*** Opening TEXT PROVIDED ***

By Jana Wiegand ’12 / Photo by Dina Ávila

When Sara Berger ’10 was growing up, her grandfather was diagnosed with Alzheimer’s disease. Even though she felt scared watching his decline, she still wanted to know what was happening inside his mind. She wondered why he could remember the lyrics to songs, but not her own name. It was the first of many experiences that sparked her lifelong fascination with the brain, including becoming a neuroscientist who specializes in pain.

Today Berger works as a researcher at the IBM Thomas J. Watson Research Center, which weaves together artificial intelligence, hybrid cloud, quantum computing, and other technology to advance the hardware and software systems that shape business, government, health care, climate, and sustainability. In 2021, MIT Technology Review named Berger one of 35 Innovators Under 35 for her work with machine learning—finding better ways to quantify chronic pain and predicting ways to relieve it.

Berger’s work is informed by more than a decade of research, and she knows that technology alone can’t solve the problem. How people experience pain is influenced by biological, psychological, and sociocultural factors, which is why traditional diagnostic and treatment methods don’t suffice. No single set of data—whether coming from an MRI or a patient’s day-today 1-10 pain rating tells the whole story. Without a more comprehensive approach, even the best machine-based intelligence will miss critical information related to chronic symptoms, omit the influence of things like racial identity, gender identity, and social determinants of health, and potentially introduce or worsen bias within the medical system.

*** Closing TEXT PROVIDED ***
*** Opening DATASET EXTRACT ***

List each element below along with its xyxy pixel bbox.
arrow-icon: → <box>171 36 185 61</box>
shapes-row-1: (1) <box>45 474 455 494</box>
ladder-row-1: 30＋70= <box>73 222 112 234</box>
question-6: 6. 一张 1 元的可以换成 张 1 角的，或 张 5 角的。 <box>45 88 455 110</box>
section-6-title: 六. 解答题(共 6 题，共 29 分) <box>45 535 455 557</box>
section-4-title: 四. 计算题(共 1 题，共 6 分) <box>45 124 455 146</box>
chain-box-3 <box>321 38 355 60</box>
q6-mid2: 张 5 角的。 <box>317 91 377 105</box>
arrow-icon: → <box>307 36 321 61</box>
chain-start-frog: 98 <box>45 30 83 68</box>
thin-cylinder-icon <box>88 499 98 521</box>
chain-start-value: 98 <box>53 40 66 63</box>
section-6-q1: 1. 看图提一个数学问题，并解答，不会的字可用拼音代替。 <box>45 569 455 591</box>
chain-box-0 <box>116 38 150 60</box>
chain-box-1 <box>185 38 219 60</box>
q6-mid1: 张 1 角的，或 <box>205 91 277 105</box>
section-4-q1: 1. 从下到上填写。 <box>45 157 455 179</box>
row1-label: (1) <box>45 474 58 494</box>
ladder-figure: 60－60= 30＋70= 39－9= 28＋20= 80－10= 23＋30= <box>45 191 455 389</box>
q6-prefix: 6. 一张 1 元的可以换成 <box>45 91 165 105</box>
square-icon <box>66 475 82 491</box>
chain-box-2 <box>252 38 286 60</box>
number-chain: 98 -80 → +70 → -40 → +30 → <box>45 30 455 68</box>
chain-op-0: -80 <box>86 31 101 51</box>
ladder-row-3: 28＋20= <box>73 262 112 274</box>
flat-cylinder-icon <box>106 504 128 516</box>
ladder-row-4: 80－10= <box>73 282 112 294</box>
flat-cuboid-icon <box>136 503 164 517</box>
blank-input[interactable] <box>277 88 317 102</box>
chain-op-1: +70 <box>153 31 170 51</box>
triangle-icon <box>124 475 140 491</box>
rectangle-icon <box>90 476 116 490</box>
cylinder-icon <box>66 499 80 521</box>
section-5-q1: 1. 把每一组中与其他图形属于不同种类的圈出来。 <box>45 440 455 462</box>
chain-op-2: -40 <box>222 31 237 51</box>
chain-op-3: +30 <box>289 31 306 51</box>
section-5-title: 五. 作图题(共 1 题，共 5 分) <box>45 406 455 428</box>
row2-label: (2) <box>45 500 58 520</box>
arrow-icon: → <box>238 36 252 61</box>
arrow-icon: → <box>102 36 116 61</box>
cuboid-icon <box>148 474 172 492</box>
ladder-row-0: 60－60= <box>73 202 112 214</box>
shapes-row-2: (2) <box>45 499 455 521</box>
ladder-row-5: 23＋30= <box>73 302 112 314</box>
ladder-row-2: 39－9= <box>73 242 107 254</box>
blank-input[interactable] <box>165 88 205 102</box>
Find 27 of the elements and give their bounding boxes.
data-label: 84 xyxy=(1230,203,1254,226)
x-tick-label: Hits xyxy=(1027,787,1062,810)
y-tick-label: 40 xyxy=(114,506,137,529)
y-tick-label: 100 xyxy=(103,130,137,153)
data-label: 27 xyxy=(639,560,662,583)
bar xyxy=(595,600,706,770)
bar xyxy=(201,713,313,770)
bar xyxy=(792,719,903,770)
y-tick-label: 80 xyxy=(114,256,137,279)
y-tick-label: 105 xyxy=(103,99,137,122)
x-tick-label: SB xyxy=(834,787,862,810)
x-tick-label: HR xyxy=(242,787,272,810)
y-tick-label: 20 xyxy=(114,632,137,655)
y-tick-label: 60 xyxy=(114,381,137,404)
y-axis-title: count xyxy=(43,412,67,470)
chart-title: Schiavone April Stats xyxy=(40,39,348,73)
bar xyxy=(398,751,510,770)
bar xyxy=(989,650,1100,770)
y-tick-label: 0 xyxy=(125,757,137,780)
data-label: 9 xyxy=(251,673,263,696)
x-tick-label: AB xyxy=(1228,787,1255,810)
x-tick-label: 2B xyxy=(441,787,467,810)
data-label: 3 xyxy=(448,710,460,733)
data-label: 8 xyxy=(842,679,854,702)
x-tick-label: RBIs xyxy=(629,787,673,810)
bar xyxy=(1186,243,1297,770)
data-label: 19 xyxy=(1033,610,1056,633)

*** Closing DATASET EXTRACT ***

## TASK SET
(a) Rewrite the paragraph of the text about Sara Berger that begins "Today Berger works" more briefly, keeping its main facts.
(b) From the text about Sara Berger, print the passage starting at "Today Berger works" and ending at "to relieve it.".

## RESULTS IN ORDER
(a) Berger is a researcher at the IBM Thomas J. Watson Research Center. The center combines artificial intelligence, hybrid cloud, quantum computing, and other technology to advance hardware and software systems for business, government, health care, climate, and sustainability. In 2021, MIT Technology Review named her one of 35 Innovators Under 35 for her machine learning work on better quantifying chronic pain and predicting ways to relieve it.

(b)
Today Berger works as a researcher at the IBM Thomas J. Watson Research Center, which weaves together artificial intelligence, hybrid cloud, quantum computing, and other technology to advance the hardware and software systems that shape business, government, health care, climate, and sustainability. In 2021, MIT Technology Review named Berger one of 35 Innovators Under 35 for her work with machine learning—finding better ways to quantify chronic pain and predicting ways to relieve it.